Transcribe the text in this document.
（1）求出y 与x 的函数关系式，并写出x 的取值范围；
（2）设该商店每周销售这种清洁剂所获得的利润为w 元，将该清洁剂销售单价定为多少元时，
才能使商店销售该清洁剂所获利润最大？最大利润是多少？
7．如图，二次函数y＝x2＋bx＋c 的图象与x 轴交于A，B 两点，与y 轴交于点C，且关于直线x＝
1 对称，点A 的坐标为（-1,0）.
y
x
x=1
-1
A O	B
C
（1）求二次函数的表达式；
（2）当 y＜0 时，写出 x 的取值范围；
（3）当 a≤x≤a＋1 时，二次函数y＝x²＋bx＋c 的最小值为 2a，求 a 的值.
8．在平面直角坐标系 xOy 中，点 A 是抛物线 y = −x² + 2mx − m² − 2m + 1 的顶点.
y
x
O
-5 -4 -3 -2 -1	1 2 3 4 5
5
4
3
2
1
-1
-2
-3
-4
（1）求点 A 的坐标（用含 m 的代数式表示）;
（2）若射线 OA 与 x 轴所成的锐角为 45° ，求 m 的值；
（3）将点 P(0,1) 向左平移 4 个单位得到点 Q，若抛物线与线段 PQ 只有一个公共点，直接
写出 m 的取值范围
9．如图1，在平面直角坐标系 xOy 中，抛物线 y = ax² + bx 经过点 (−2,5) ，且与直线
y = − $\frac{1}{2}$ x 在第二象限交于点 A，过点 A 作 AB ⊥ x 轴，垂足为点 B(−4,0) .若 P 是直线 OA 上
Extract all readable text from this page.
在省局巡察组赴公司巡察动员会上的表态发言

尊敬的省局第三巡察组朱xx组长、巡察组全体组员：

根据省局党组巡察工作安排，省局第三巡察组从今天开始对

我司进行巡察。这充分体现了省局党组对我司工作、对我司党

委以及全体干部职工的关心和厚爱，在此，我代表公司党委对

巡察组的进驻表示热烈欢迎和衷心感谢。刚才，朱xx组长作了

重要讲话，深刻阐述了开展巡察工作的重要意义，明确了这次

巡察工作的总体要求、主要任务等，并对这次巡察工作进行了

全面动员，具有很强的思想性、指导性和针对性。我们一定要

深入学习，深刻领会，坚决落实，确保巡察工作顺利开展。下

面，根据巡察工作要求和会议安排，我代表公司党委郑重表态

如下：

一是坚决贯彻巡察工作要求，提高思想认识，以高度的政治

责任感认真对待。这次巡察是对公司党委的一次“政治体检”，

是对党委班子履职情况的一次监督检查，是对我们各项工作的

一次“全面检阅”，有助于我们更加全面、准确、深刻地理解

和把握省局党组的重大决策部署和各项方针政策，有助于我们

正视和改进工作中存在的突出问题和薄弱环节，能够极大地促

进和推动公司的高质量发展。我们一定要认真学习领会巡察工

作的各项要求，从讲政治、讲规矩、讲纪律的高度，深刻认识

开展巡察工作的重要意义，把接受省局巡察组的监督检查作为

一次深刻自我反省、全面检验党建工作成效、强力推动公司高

Task to complete: Take the material above and return all of it exactly.

Solution for this problem:
Transcribe the text in this document.
（1）求出y 与x 的函数关系式，并写出x 的取值范围；
（2）设该商店每周销售这种清洁剂所获得的利润为w 元，将该清洁剂销售单价定为多少元时，
才能使商店销售该清洁剂所获利润最大？最大利润是多少？
7．如图，二次函数y＝x2＋bx＋c 的图象与x 轴交于A，B 两点，与y 轴交于点C，且关于直线x＝
1 对称，点A 的坐标为（-1,0）.
y
x
x=1
-1
A O	B
C
（1）求二次函数的表达式；
（2）当 y＜0 时，写出 x 的取值范围；
（3）当 a≤x≤a＋1 时，二次函数y＝x²＋bx＋c 的最小值为 2a，求 a 的值.
8．在平面直角坐标系 xOy 中，点 A 是抛物线 y = −x² + 2mx − m² − 2m + 1 的顶点.
y
x
O
-5 -4 -3 -2 -1	1 2 3 4 5
5
4
3
2
1
-1
-2
-3
-4
（1）求点 A 的坐标（用含 m 的代数式表示）;
（2）若射线 OA 与 x 轴所成的锐角为 45° ，求 m 的值；
（3）将点 P(0,1) 向左平移 4 个单位得到点 Q，若抛物线与线段 PQ 只有一个公共点，直接
写出 m 的取值范围
9．如图1，在平面直角坐标系 xOy 中，抛物线 y = ax² + bx 经过点 (−2,5) ，且与直线
y = − $\frac{1}{2}$ x 在第二象限交于点 A，过点 A 作 AB ⊥ x 轴，垂足为点 B(−4,0) .若 P 是直线 OA 上
Extract all readable text from this page.
在省局巡察组赴公司巡察动员会上的表态发言

尊敬的省局第三巡察组朱xx组长、巡察组全体组员：

根据省局党组巡察工作安排，省局第三巡察组从今天开始对

我司进行巡察。这充分体现了省局党组对我司工作、对我司党

委以及全体干部职工的关心和厚爱，在此，我代表公司党委对

巡察组的进驻表示热烈欢迎和衷心感谢。刚才，朱xx组长作了

重要讲话，深刻阐述了开展巡察工作的重要意义，明确了这次

巡察工作的总体要求、主要任务等，并对这次巡察工作进行了

全面动员，具有很强的思想性、指导性和针对性。我们一定要

深入学习，深刻领会，坚决落实，确保巡察工作顺利开展。下

面，根据巡察工作要求和会议安排，我代表公司党委郑重表态

如下：

一是坚决贯彻巡察工作要求，提高思想认识，以高度的政治

责任感认真对待。这次巡察是对公司党委的一次“政治体检”，

是对党委班子履职情况的一次监督检查，是对我们各项工作的

一次“全面检阅”，有助于我们更加全面、准确、深刻地理解

和把握省局党组的重大决策部署和各项方针政策，有助于我们

正视和改进工作中存在的突出问题和薄弱环节，能够极大地促

进和推动公司的高质量发展。我们一定要认真学习领会巡察工

作的各项要求，从讲政治、讲规矩、讲纪律的高度，深刻认识

开展巡察工作的重要意义，把接受省局巡察组的监督检查作为

一次深刻自我反省、全面检验党建工作成效、强力推动公司高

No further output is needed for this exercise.